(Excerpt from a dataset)
begin
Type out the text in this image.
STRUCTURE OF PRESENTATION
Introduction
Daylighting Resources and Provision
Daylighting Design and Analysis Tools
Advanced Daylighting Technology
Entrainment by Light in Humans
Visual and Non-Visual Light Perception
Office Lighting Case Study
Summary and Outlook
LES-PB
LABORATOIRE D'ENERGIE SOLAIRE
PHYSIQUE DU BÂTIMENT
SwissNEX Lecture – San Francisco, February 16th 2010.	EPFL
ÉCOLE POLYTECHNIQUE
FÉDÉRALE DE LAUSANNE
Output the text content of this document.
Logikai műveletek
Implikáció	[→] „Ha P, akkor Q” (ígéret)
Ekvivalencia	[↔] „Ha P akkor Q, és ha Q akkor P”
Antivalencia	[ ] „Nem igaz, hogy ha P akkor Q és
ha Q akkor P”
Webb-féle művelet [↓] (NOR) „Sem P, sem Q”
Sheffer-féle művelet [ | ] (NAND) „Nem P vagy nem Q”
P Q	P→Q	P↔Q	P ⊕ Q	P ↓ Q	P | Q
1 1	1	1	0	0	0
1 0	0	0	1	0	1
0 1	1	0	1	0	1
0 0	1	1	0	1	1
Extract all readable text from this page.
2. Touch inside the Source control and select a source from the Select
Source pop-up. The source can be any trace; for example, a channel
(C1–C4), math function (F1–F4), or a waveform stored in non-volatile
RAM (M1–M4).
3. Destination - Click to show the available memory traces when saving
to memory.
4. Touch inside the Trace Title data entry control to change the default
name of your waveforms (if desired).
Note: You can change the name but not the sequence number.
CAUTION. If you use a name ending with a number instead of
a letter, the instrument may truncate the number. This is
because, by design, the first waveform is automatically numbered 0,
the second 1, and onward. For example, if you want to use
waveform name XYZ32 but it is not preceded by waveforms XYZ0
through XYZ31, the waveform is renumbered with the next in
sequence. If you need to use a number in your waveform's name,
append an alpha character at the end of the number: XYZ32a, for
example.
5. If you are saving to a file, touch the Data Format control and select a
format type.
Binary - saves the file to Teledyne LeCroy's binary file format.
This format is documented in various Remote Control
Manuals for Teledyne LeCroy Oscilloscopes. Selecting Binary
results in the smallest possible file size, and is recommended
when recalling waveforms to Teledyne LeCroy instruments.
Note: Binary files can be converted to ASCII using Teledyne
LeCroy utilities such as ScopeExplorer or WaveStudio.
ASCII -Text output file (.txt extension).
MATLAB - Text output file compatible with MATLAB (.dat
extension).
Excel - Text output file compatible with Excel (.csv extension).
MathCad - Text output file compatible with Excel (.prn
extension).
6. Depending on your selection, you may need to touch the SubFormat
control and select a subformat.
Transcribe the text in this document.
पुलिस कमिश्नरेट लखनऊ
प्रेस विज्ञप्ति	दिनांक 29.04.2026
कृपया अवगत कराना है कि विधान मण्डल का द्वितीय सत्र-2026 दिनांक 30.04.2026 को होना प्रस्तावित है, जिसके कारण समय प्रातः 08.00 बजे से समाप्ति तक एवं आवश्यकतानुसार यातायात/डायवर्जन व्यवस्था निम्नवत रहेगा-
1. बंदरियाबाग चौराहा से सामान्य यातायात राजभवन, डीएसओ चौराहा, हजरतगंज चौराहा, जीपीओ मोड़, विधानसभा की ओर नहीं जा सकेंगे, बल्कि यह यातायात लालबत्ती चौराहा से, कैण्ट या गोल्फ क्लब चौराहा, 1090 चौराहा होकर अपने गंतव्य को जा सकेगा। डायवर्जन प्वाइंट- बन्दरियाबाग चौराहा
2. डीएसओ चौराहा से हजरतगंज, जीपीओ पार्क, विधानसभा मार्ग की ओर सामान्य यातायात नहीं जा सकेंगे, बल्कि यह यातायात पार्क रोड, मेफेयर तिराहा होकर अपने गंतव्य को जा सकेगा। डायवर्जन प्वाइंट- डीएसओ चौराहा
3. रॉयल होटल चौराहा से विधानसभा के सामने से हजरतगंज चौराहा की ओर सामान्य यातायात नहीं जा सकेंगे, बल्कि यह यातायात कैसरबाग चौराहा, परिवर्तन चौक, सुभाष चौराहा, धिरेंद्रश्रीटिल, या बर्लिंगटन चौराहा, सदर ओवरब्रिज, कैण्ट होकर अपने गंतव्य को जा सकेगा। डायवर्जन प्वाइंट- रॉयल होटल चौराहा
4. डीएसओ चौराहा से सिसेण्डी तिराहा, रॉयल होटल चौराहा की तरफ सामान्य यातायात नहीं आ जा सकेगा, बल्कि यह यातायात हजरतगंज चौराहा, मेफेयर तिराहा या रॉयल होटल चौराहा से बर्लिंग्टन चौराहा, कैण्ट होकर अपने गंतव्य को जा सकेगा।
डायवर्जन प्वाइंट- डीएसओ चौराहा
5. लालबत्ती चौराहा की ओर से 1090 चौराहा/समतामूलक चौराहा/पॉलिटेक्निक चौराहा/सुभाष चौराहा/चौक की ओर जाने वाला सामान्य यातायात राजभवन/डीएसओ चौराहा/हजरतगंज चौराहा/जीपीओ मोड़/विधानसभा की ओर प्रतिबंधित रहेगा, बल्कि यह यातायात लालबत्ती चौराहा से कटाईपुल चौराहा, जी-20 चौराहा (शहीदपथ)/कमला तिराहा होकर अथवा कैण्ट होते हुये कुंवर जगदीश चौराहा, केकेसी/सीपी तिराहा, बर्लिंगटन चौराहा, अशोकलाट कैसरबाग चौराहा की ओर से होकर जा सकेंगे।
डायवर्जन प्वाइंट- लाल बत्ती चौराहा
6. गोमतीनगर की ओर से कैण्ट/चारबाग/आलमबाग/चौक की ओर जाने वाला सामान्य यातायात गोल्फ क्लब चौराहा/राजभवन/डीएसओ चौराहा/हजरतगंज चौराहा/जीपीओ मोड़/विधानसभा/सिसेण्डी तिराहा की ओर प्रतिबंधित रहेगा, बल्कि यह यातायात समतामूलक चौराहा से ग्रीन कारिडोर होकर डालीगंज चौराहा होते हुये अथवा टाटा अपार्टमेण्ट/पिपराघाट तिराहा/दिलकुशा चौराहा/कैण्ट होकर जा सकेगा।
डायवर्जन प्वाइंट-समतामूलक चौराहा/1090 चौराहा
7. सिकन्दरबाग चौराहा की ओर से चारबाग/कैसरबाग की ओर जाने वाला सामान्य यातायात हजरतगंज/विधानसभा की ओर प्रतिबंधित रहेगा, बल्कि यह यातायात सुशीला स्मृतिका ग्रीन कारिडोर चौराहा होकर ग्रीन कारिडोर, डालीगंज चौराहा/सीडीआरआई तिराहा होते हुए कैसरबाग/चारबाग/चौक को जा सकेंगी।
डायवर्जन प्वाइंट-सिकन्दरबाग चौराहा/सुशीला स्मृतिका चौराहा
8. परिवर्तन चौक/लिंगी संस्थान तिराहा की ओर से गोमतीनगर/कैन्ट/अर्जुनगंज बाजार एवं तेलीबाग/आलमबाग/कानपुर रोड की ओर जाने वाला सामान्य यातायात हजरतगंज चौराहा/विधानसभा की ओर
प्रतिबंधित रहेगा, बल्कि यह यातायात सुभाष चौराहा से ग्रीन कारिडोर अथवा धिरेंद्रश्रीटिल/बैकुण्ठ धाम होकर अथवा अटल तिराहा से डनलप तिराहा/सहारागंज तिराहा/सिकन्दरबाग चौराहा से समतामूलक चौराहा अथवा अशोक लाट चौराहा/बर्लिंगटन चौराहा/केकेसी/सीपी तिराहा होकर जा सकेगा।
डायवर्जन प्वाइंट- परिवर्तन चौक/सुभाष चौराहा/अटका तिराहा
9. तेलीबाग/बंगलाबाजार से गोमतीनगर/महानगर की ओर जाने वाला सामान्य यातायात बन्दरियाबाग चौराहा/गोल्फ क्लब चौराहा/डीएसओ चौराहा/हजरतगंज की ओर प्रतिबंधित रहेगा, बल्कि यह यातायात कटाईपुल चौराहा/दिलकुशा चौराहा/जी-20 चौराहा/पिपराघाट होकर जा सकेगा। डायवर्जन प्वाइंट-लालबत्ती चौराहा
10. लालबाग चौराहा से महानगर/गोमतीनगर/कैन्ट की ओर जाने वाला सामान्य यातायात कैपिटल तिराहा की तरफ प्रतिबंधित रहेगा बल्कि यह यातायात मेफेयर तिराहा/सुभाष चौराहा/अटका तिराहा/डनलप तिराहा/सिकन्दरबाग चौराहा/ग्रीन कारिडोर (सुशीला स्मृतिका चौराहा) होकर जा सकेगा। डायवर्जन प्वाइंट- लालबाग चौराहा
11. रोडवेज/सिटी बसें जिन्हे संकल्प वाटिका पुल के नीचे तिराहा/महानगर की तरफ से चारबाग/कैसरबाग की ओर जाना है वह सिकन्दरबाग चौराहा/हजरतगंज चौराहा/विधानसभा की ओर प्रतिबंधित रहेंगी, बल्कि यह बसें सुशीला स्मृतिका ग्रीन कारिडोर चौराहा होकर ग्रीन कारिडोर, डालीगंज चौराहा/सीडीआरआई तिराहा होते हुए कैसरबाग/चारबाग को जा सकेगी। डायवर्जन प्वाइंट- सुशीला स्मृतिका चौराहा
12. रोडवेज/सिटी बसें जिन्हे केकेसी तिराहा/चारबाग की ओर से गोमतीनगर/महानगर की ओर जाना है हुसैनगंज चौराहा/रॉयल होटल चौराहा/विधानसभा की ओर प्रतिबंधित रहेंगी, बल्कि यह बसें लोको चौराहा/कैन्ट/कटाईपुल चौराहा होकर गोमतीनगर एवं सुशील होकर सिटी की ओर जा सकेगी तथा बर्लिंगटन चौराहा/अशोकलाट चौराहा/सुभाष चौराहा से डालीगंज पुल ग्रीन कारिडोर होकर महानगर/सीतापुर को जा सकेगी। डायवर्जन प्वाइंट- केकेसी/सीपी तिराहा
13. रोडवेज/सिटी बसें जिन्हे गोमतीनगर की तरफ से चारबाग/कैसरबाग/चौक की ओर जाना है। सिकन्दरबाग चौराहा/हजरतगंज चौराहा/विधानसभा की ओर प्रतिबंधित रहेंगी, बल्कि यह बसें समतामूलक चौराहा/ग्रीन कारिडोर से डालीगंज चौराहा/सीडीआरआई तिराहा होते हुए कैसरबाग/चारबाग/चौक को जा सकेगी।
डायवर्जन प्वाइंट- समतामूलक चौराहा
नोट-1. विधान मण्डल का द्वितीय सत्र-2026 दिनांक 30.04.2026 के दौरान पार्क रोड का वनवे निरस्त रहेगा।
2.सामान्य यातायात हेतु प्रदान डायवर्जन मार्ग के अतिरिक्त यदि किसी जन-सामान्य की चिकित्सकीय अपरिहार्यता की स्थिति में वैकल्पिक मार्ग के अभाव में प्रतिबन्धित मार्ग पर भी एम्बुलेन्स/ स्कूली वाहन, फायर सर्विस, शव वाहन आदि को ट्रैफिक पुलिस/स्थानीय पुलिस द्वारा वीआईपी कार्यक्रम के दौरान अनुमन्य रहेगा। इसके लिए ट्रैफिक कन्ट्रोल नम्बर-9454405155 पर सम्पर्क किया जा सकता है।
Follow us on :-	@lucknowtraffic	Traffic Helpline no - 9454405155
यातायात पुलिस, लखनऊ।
end
Task statement:
Show the lines that mention the word "akkor".

Solution to this exercise:
Implikáció	[→] „Ha P, akkor Q” (ígéret)
Ekvivalencia	[↔] „Ha P akkor Q, és ha Q akkor P”
Antivalencia	[ ] „Nem igaz, hogy ha P akkor Q és
ha Q akkor P”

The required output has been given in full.